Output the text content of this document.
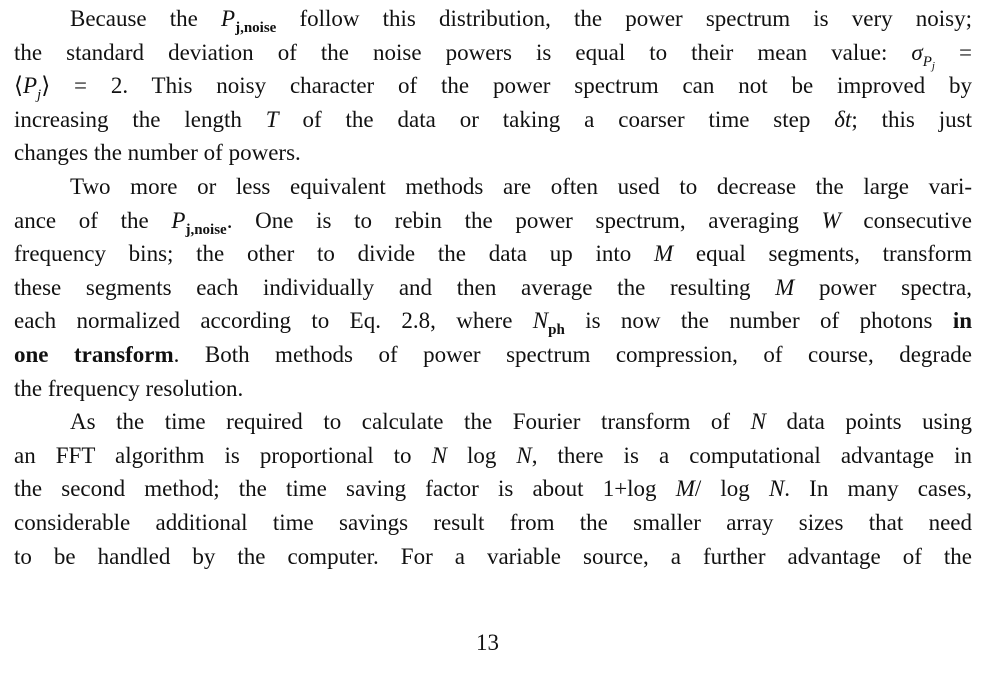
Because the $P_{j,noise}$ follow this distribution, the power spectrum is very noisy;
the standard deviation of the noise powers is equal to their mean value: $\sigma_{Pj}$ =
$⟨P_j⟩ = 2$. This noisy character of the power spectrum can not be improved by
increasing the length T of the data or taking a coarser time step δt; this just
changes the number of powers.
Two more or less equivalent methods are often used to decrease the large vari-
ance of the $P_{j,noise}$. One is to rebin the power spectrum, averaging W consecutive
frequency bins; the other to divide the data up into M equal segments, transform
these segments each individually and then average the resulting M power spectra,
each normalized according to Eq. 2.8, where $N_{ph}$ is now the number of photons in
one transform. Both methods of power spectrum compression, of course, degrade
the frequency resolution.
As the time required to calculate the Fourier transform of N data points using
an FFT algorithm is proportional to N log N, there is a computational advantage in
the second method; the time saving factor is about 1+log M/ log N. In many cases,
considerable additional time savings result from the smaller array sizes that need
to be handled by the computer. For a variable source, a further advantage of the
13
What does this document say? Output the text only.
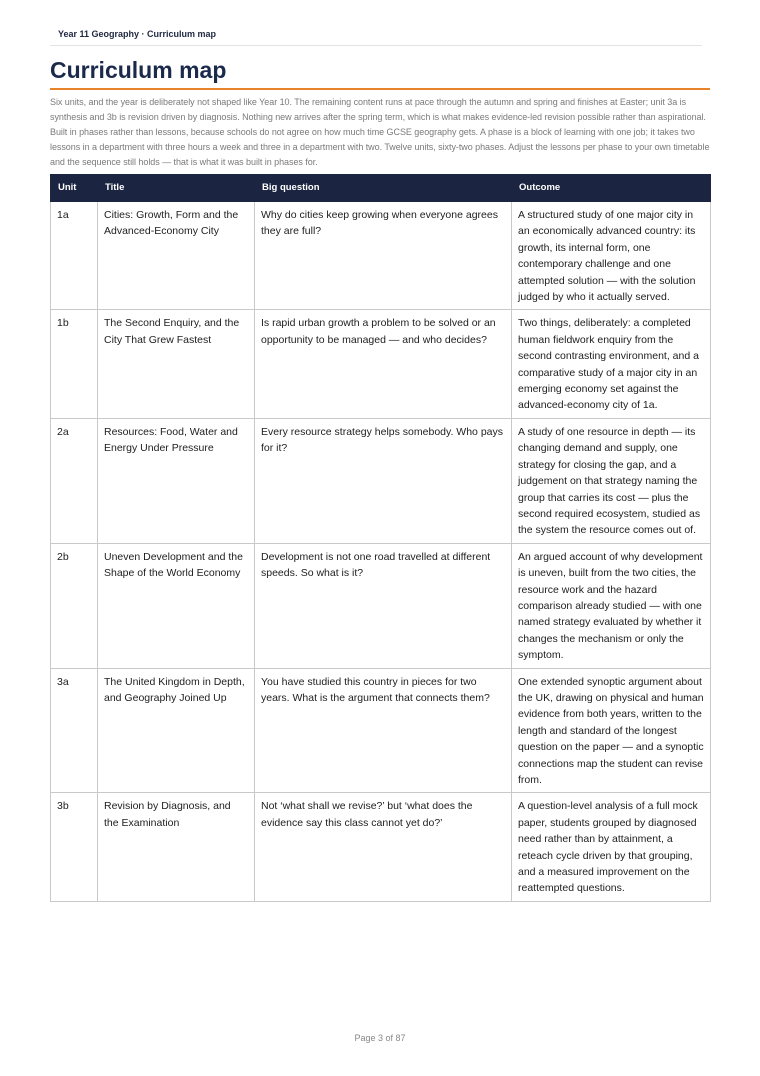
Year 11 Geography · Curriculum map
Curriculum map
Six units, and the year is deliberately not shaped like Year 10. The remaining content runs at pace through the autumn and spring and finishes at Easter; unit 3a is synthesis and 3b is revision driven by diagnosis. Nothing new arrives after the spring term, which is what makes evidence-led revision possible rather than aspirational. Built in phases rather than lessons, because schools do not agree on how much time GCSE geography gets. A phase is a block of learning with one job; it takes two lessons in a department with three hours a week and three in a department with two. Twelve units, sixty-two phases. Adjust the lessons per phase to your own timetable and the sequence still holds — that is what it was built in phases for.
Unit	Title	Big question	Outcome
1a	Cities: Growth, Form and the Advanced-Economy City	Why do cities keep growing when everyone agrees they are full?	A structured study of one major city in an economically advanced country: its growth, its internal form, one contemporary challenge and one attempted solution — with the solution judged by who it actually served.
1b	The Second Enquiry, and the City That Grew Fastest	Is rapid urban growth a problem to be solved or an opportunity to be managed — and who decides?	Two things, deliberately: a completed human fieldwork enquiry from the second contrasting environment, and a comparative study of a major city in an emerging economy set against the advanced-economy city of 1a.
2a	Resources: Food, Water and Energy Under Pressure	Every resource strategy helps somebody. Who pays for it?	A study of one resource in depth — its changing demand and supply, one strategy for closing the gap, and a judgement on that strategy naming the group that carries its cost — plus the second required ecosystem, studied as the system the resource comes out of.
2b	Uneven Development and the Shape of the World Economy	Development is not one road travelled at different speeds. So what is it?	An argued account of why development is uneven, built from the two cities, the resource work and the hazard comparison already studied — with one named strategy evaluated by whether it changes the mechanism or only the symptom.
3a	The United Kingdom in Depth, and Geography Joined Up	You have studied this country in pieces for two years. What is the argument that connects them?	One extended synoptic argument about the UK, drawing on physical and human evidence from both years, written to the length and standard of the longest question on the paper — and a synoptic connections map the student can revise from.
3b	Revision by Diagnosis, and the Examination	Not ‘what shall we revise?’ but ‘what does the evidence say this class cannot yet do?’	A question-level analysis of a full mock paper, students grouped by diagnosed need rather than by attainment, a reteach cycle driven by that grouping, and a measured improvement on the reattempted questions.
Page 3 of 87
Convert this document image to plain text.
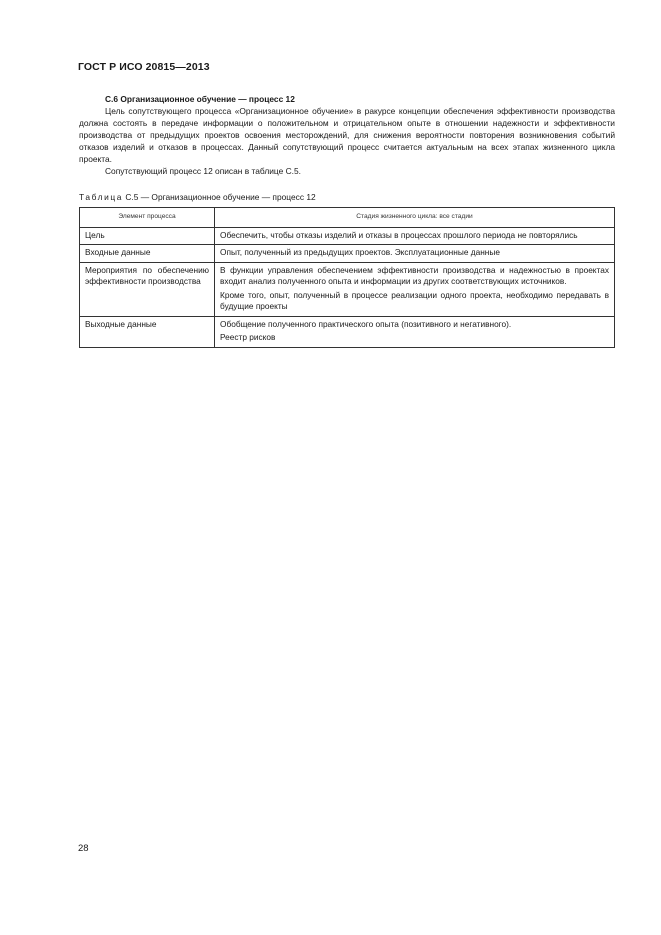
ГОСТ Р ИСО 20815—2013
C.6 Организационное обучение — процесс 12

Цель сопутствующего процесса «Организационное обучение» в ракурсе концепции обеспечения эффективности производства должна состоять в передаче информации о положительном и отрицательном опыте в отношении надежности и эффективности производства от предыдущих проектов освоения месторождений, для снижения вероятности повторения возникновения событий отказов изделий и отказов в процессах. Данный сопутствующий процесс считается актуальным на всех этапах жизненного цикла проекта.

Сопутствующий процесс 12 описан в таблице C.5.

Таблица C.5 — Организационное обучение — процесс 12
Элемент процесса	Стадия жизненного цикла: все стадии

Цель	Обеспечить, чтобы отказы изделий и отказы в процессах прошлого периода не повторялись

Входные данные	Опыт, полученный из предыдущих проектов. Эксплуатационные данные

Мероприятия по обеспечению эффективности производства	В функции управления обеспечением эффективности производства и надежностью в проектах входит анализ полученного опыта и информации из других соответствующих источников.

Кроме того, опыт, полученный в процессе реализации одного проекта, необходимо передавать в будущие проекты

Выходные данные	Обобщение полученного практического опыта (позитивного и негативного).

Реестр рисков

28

※ ※ ※

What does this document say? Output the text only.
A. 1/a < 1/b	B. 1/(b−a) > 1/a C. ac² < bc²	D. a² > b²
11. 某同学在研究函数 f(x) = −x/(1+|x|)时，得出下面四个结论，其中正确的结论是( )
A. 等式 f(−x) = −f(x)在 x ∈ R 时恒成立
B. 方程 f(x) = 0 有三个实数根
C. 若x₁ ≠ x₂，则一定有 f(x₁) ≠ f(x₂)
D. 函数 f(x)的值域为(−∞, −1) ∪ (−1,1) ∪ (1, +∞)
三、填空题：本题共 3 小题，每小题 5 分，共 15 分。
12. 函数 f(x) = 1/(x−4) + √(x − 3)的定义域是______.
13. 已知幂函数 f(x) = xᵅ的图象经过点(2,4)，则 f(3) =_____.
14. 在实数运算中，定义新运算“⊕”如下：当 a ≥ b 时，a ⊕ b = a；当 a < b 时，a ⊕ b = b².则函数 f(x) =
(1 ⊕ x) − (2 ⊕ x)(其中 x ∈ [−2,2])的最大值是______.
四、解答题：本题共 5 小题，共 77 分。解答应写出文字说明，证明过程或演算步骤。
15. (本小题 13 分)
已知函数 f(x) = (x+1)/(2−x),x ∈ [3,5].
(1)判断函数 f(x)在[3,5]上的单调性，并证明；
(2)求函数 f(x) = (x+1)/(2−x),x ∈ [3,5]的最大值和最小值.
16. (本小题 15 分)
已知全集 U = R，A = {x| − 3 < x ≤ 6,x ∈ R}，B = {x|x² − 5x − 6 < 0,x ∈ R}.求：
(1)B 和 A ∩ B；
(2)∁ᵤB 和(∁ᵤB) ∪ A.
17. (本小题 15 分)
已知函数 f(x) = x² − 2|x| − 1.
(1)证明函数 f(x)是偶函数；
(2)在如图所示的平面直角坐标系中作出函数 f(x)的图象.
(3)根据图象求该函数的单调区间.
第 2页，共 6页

※ ※ ※

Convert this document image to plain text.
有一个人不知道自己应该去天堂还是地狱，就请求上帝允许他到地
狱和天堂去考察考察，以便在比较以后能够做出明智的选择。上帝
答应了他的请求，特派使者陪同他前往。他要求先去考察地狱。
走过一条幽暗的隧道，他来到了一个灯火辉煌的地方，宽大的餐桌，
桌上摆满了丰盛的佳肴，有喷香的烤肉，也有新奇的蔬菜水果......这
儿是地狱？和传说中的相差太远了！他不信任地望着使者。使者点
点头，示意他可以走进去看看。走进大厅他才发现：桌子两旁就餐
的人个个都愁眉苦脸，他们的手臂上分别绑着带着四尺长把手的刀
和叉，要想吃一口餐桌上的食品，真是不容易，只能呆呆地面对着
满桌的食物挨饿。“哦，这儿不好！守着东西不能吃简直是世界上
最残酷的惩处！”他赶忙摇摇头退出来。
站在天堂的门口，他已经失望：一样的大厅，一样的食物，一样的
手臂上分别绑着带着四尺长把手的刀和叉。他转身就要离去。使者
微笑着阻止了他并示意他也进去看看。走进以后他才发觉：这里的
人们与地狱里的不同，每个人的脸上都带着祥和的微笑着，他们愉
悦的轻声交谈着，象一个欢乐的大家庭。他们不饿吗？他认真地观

※ ※ ※

What the task requires
Pull out each line of the listing that holds the string "length".

The reply
increasing the length T of the data or taking a coarser time step δt; this just
3a	The United Kingdom in Depth, and Geography Joined Up	You have studied this country in pieces for two years. What is the argument that connects them?	One extended synoptic argument about the UK, drawing on physical and human evidence from both years, written to the length and standard of the longest question on the paper — and a synoptic connections map the student can revise from.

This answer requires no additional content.